- **Exercise directions**:
Omit every picture and return the rest of the data unaltered.

- **Extracted records**:
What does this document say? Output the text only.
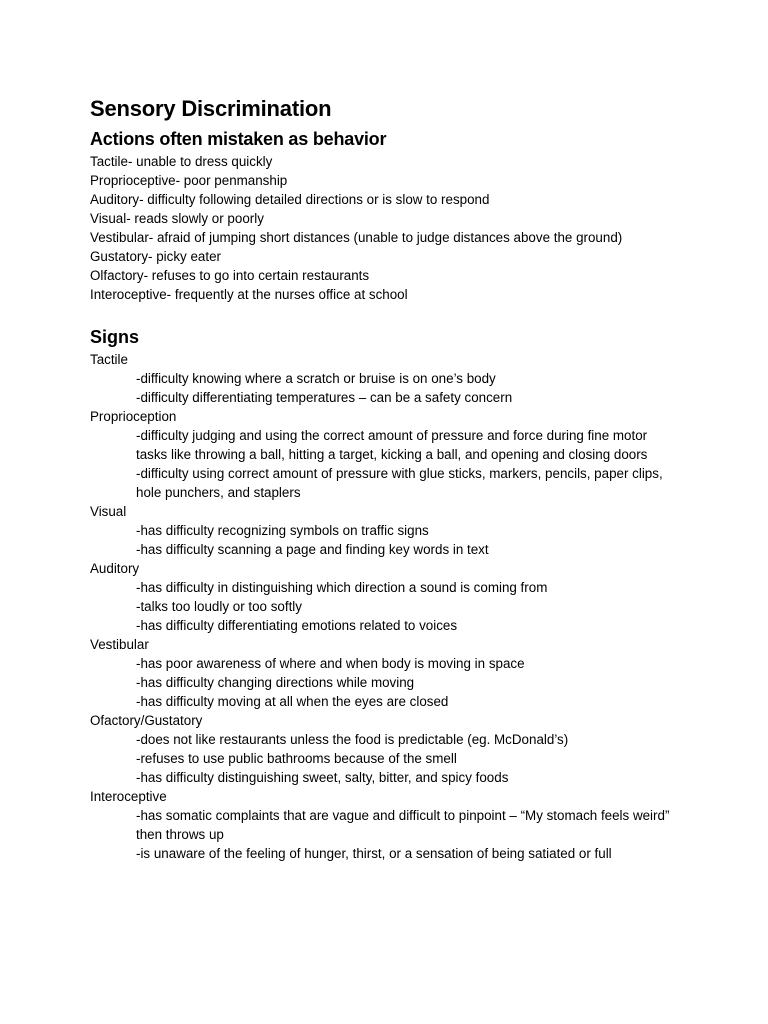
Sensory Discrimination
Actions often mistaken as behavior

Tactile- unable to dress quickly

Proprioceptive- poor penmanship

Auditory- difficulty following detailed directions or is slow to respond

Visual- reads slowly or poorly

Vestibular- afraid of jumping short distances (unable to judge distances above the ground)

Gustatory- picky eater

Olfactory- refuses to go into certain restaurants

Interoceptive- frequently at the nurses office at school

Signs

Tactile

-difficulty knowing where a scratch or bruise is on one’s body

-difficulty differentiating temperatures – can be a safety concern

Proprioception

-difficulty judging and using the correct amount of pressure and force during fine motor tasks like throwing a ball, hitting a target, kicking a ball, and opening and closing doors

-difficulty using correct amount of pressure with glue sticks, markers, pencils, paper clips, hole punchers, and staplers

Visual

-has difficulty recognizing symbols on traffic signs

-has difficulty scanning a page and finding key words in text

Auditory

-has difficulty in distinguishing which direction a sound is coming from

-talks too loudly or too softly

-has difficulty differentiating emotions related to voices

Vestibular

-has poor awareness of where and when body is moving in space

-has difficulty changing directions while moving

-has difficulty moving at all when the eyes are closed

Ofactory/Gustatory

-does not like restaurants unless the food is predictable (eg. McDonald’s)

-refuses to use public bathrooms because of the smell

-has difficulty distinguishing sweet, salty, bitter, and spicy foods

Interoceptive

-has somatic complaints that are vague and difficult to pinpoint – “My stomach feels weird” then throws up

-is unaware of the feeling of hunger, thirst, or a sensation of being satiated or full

- **The response**:
What does this document say? Output the text only.
Sensory Discrimination
Actions often mistaken as behavior

Tactile- unable to dress quickly

Proprioceptive- poor penmanship

Auditory- difficulty following detailed directions or is slow to respond

Visual- reads slowly or poorly

Vestibular- afraid of jumping short distances (unable to judge distances above the ground)

Gustatory- picky eater

Olfactory- refuses to go into certain restaurants

Interoceptive- frequently at the nurses office at school

Signs

Tactile

-difficulty knowing where a scratch or bruise is on one’s body

-difficulty differentiating temperatures – can be a safety concern

Proprioception

-difficulty judging and using the correct amount of pressure and force during fine motor tasks like throwing a ball, hitting a target, kicking a ball, and opening and closing doors

-difficulty using correct amount of pressure with glue sticks, markers, pencils, paper clips, hole punchers, and staplers

Visual

-has difficulty recognizing symbols on traffic signs

-has difficulty scanning a page and finding key words in text

Auditory

-has difficulty in distinguishing which direction a sound is coming from

-talks too loudly or too softly

-has difficulty differentiating emotions related to voices

Vestibular

-has poor awareness of where and when body is moving in space

-has difficulty changing directions while moving

-has difficulty moving at all when the eyes are closed

Ofactory/Gustatory

-does not like restaurants unless the food is predictable (eg. McDonald’s)

-refuses to use public bathrooms because of the smell

-has difficulty distinguishing sweet, salty, bitter, and spicy foods

Interoceptive

-has somatic complaints that are vague and difficult to pinpoint – “My stomach feels weird” then throws up

-is unaware of the feeling of hunger, thirst, or a sensation of being satiated or full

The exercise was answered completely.